The request:
Your task is to give the data again, exactly, with every line intact.

Data to use:

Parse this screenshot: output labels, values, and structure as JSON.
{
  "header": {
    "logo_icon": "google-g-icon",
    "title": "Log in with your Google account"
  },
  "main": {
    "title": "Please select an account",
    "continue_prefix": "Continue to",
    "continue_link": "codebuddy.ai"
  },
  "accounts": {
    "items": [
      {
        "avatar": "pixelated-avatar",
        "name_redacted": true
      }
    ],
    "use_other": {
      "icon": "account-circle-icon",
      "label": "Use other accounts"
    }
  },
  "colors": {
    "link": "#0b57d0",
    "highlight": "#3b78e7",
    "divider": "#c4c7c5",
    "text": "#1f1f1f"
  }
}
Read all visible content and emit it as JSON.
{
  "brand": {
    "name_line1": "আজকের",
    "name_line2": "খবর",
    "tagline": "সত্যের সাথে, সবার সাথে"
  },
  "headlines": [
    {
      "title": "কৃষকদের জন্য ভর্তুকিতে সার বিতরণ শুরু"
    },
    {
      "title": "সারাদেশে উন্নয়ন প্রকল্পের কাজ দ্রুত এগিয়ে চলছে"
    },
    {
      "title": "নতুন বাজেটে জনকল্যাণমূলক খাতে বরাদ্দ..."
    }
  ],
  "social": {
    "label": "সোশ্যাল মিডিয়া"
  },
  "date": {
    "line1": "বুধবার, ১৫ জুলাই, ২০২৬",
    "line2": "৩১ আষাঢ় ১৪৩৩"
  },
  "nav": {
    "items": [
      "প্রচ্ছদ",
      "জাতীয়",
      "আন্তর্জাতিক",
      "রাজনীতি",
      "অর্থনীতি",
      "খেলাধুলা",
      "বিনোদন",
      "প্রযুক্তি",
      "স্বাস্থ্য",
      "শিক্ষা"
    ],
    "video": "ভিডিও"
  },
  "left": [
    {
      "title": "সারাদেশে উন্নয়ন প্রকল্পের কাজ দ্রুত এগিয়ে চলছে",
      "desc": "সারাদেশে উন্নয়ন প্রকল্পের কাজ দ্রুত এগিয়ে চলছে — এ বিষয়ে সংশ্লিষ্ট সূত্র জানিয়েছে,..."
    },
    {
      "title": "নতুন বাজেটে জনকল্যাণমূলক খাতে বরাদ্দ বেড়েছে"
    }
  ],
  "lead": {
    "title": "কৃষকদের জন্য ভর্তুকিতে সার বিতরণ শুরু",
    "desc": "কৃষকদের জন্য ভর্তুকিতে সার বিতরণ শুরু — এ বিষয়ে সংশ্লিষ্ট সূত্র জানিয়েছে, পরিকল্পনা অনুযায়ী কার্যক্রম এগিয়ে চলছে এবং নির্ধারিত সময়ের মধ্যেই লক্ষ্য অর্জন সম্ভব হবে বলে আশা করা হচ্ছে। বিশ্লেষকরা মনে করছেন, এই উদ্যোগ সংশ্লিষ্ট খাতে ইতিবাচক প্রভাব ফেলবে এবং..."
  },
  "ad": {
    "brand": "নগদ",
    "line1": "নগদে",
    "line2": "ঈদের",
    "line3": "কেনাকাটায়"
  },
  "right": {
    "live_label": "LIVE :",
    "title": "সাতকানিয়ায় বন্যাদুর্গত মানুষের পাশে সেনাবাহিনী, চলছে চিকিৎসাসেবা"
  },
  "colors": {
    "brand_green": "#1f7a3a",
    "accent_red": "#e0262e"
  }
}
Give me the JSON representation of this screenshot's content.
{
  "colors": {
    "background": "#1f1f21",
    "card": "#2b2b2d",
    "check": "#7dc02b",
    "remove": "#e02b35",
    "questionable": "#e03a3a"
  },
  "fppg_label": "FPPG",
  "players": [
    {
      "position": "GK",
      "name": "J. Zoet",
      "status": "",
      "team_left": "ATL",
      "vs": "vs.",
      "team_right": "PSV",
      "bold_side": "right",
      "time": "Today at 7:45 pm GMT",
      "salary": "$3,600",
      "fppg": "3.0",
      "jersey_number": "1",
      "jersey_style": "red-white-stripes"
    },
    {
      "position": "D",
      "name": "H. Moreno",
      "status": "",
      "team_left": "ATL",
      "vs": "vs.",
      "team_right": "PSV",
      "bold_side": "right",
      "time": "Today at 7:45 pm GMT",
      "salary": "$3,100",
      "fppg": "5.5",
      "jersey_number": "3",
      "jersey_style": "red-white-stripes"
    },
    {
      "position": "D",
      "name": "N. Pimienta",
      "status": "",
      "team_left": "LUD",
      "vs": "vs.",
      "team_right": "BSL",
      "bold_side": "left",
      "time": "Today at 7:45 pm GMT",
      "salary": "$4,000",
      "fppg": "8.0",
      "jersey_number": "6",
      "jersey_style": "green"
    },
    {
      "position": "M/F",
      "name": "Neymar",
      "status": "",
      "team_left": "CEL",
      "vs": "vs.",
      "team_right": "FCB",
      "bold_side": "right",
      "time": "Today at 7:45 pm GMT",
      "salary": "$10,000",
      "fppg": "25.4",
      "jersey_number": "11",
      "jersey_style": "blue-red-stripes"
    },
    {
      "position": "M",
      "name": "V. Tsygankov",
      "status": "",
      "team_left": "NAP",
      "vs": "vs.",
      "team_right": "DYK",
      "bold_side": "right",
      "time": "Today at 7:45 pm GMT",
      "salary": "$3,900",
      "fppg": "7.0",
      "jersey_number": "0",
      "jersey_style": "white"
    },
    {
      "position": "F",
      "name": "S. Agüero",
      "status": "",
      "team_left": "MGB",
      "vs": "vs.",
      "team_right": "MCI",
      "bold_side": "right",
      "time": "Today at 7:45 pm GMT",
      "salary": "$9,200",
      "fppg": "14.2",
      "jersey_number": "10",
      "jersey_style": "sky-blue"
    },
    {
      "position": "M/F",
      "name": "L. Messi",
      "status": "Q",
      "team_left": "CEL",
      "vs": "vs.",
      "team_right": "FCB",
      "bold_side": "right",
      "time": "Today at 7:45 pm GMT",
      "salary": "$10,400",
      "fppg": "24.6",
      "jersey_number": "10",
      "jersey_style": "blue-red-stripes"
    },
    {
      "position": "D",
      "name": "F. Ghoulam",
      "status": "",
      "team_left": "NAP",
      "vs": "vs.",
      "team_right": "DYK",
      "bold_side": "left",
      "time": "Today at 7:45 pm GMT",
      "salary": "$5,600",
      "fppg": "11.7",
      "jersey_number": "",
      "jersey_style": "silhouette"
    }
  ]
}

Output of the task:
Parse this screenshot: output labels, values, and structure as JSON.
{
  "header": {
    "logo_icon": "google-g-icon",
    "title": "Log in with your Google account"
  },
  "main": {
    "title": "Please select an account",
    "continue_prefix": "Continue to",
    "continue_link": "codebuddy.ai"
  },
  "accounts": {
    "items": [
      {
        "avatar": "pixelated-avatar",
        "name_redacted": true
      }
    ],
    "use_other": {
      "icon": "account-circle-icon",
      "label": "Use other accounts"
    }
  },
  "colors": {
    "link": "#0b57d0",
    "highlight": "#3b78e7",
    "divider": "#c4c7c5",
    "text": "#1f1f1f"
  }
}
Read all visible content and emit it as JSON.
{
  "brand": {
    "name_line1": "আজকের",
    "name_line2": "খবর",
    "tagline": "সত্যের সাথে, সবার সাথে"
  },
  "headlines": [
    {
      "title": "কৃষকদের জন্য ভর্তুকিতে সার বিতরণ শুরু"
    },
    {
      "title": "সারাদেশে উন্নয়ন প্রকল্পের কাজ দ্রুত এগিয়ে চলছে"
    },
    {
      "title": "নতুন বাজেটে জনকল্যাণমূলক খাতে বরাদ্দ..."
    }
  ],
  "social": {
    "label": "সোশ্যাল মিডিয়া"
  },
  "date": {
    "line1": "বুধবার, ১৫ জুলাই, ২০২৬",
    "line2": "৩১ আষাঢ় ১৪৩৩"
  },
  "nav": {
    "items": [
      "প্রচ্ছদ",
      "জাতীয়",
      "আন্তর্জাতিক",
      "রাজনীতি",
      "অর্থনীতি",
      "খেলাধুলা",
      "বিনোদন",
      "প্রযুক্তি",
      "স্বাস্থ্য",
      "শিক্ষা"
    ],
    "video": "ভিডিও"
  },
  "left": [
    {
      "title": "সারাদেশে উন্নয়ন প্রকল্পের কাজ দ্রুত এগিয়ে চলছে",
      "desc": "সারাদেশে উন্নয়ন প্রকল্পের কাজ দ্রুত এগিয়ে চলছে — এ বিষয়ে সংশ্লিষ্ট সূত্র জানিয়েছে,..."
    },
    {
      "title": "নতুন বাজেটে জনকল্যাণমূলক খাতে বরাদ্দ বেড়েছে"
    }
  ],
  "lead": {
    "title": "কৃষকদের জন্য ভর্তুকিতে সার বিতরণ শুরু",
    "desc": "কৃষকদের জন্য ভর্তুকিতে সার বিতরণ শুরু — এ বিষয়ে সংশ্লিষ্ট সূত্র জানিয়েছে, পরিকল্পনা অনুযায়ী কার্যক্রম এগিয়ে চলছে এবং নির্ধারিত সময়ের মধ্যেই লক্ষ্য অর্জন সম্ভব হবে বলে আশা করা হচ্ছে। বিশ্লেষকরা মনে করছেন, এই উদ্যোগ সংশ্লিষ্ট খাতে ইতিবাচক প্রভাব ফেলবে এবং..."
  },
  "ad": {
    "brand": "নগদ",
    "line1": "নগদে",
    "line2": "ঈদের",
    "line3": "কেনাকাটায়"
  },
  "right": {
    "live_label": "LIVE :",
    "title": "সাতকানিয়ায় বন্যাদুর্গত মানুষের পাশে সেনাবাহিনী, চলছে চিকিৎসাসেবা"
  },
  "colors": {
    "brand_green": "#1f7a3a",
    "accent_red": "#e0262e"
  }
}
Give me the JSON representation of this screenshot's content.
{
  "colors": {
    "background": "#1f1f21",
    "card": "#2b2b2d",
    "check": "#7dc02b",
    "remove": "#e02b35",
    "questionable": "#e03a3a"
  },
  "fppg_label": "FPPG",
  "players": [
    {
      "position": "GK",
      "name": "J. Zoet",
      "status": "",
      "team_left": "ATL",
      "vs": "vs.",
      "team_right": "PSV",
      "bold_side": "right",
      "time": "Today at 7:45 pm GMT",
      "salary": "$3,600",
      "fppg": "3.0",
      "jersey_number": "1",
      "jersey_style": "red-white-stripes"
    },
    {
      "position": "D",
      "name": "H. Moreno",
      "status": "",
      "team_left": "ATL",
      "vs": "vs.",
      "team_right": "PSV",
      "bold_side": "right",
      "time": "Today at 7:45 pm GMT",
      "salary": "$3,100",
      "fppg": "5.5",
      "jersey_number": "3",
      "jersey_style": "red-white-stripes"
    },
    {
      "position": "D",
      "name": "N. Pimienta",
      "status": "",
      "team_left": "LUD",
      "vs": "vs.",
      "team_right": "BSL",
      "bold_side": "left",
      "time": "Today at 7:45 pm GMT",
      "salary": "$4,000",
      "fppg": "8.0",
      "jersey_number": "6",
      "jersey_style": "green"
    },
    {
      "position": "M/F",
      "name": "Neymar",
      "status": "",
      "team_left": "CEL",
      "vs": "vs.",
      "team_right": "FCB",
      "bold_side": "right",
      "time": "Today at 7:45 pm GMT",
      "salary": "$10,000",
      "fppg": "25.4",
      "jersey_number": "11",
      "jersey_style": "blue-red-stripes"
    },
    {
      "position": "M",
      "name": "V. Tsygankov",
      "status": "",
      "team_left": "NAP",
      "vs": "vs.",
      "team_right": "DYK",
      "bold_side": "right",
      "time": "Today at 7:45 pm GMT",
      "salary": "$3,900",
      "fppg": "7.0",
      "jersey_number": "0",
      "jersey_style": "white"
    },
    {
      "position": "F",
      "name": "S. Agüero",
      "status": "",
      "team_left": "MGB",
      "vs": "vs.",
      "team_right": "MCI",
      "bold_side": "right",
      "time": "Today at 7:45 pm GMT",
      "salary": "$9,200",
      "fppg": "14.2",
      "jersey_number": "10",
      "jersey_style": "sky-blue"
    },
    {
      "position": "M/F",
      "name": "L. Messi",
      "status": "Q",
      "team_left": "CEL",
      "vs": "vs.",
      "team_right": "FCB",
      "bold_side": "right",
      "time": "Today at 7:45 pm GMT",
      "salary": "$10,400",
      "fppg": "24.6",
      "jersey_number": "10",
      "jersey_style": "blue-red-stripes"
    },
    {
      "position": "D",
      "name": "F. Ghoulam",
      "status": "",
      "team_left": "NAP",
      "vs": "vs.",
      "team_right": "DYK",
      "bold_side": "left",
      "time": "Today at 7:45 pm GMT",
      "salary": "$5,600",
      "fppg": "11.7",
      "jersey_number": "",
      "jersey_style": "silhouette"
    }
  ]
}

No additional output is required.